* [BRIEF]
Extract every line that contains the word "size".

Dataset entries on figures
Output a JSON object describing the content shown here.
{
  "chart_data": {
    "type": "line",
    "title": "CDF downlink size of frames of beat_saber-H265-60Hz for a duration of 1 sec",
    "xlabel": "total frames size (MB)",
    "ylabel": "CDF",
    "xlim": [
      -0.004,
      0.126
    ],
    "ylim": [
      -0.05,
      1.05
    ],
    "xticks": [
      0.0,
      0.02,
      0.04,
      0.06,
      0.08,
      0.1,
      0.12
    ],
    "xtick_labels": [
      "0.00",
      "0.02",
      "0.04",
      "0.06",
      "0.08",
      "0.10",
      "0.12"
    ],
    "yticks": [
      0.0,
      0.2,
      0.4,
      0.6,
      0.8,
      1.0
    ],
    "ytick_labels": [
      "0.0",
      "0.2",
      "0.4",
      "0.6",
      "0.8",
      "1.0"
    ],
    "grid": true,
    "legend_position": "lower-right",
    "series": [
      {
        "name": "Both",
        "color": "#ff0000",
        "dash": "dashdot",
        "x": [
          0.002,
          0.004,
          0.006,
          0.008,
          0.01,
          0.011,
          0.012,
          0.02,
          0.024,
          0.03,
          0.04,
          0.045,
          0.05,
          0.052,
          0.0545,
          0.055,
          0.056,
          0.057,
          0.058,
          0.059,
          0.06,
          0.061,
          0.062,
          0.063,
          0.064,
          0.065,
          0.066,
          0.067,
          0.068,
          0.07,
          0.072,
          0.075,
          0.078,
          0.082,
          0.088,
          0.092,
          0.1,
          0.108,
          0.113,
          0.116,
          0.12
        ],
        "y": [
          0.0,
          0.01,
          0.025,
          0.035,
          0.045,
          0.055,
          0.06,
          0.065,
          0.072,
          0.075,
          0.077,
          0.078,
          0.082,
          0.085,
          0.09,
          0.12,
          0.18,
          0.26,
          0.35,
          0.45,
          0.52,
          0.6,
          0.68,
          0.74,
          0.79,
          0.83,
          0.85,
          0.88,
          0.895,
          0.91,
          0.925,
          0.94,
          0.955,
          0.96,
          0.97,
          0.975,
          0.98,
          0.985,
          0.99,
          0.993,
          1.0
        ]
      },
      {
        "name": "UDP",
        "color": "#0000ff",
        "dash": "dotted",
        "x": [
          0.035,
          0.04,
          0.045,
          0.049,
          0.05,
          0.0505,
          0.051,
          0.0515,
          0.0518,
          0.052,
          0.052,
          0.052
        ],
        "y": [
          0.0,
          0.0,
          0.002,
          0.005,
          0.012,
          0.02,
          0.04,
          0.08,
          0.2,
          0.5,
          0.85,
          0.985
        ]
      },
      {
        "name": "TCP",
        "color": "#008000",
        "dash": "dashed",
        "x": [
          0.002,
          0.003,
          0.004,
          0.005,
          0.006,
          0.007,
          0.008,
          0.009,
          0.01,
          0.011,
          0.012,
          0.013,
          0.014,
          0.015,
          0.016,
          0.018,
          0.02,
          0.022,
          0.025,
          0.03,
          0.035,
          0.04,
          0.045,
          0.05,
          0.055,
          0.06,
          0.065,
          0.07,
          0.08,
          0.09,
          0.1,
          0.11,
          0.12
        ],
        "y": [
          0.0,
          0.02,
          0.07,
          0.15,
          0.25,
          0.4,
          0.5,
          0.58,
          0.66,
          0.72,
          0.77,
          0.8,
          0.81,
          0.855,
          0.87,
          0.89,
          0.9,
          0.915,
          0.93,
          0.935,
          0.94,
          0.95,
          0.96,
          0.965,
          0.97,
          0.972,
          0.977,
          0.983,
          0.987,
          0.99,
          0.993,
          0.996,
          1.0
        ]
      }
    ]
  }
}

* [SOLUTION FOR THIS TASK]
    "title": "CDF downlink size of frames of beat_saber-H265-60Hz for a duration of 1 sec",
    "xlabel": "total frames size (MB)",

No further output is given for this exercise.